-- Begin EXCERPT TO READ --

Jennings Real Estate said this week it acquired a 12-storey office tower at 141 Laurier Ave. W. – better known as the Gillin Building – from family-owned local firm Gillin Engineering and Construction. The company would not reveal financial terms of the transaction, which closed on June 30.

Located just west of Elgin Street a stone’s throw from City Hall, the 110,500-square-foot class-A highrise was built by Gillin and opened in 1964.

Its tenants include the City of Ottawa, the Canadian Home Builders’ Association and well-known local accounting firm McCay-Duff.

“We really think the building has held up well from a looks perspective,” said Jennings Real Estate co-owner Ken Jennings, who founded the firm with his brother Christian in 2018.

Calling the building a “marquee” property, Jennings praised its distinctive art deco-style architecture and “great roster of tenants.” He also said the 10,000-square-foot floorplates are ideally suited to being subdivided into smaller chunks suitable for clients in sectors such as professional services and tech.

“That … really hits the mark for a lot of different-sized tenants,” explained Jennings, a 2021 Forty Under 40 award recipient.

Lobby makeover

The building’s last significant renovation was about 20 years ago. Jennings said his firm will work with local designers and contractors to modernize the lobbies, hallways and common areas – “just kind of putting our own touch on it but trying to keep the classic look.”

The building is currently about 90 per cent occupied. Lindsay Hockey and Oliver Kershaw, principals at Avison Young’s Ottawa office, have been brought on board to help fill the remaining vacancies, and Jennings says the veteran brokers will also be valuable sounding boards when it comes to upgrading the building’s interior.

“They know what tenants are looking for,” he said. “We’re leaning heavily on them and are really looking forward to working on this one with them.”

Jennings now has 11 buildings totalling more than 450,000 square feet in its management and ownership portfolio, including several industrial properties in Nepean and Kanata and office buildings on Hunt Club and Walkley roads.

-- End EXCERPT TO READ --

### TASK STATEMENT
List the tenants of the Gillin Building that the article above names.

-- Begin DATA BLOCK --

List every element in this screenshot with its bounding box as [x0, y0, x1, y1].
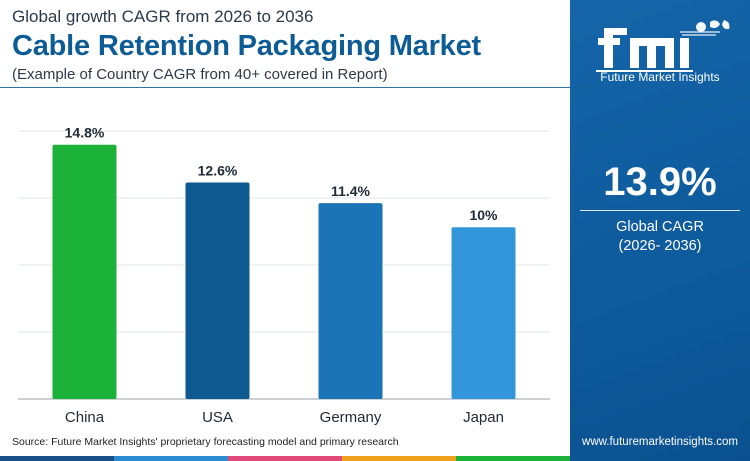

-- End DATA BLOCK --

### ANSWER TO THIS PROBLEM
- City of Ottawa
- Canadian Home Builders' Association
- McCay-Duff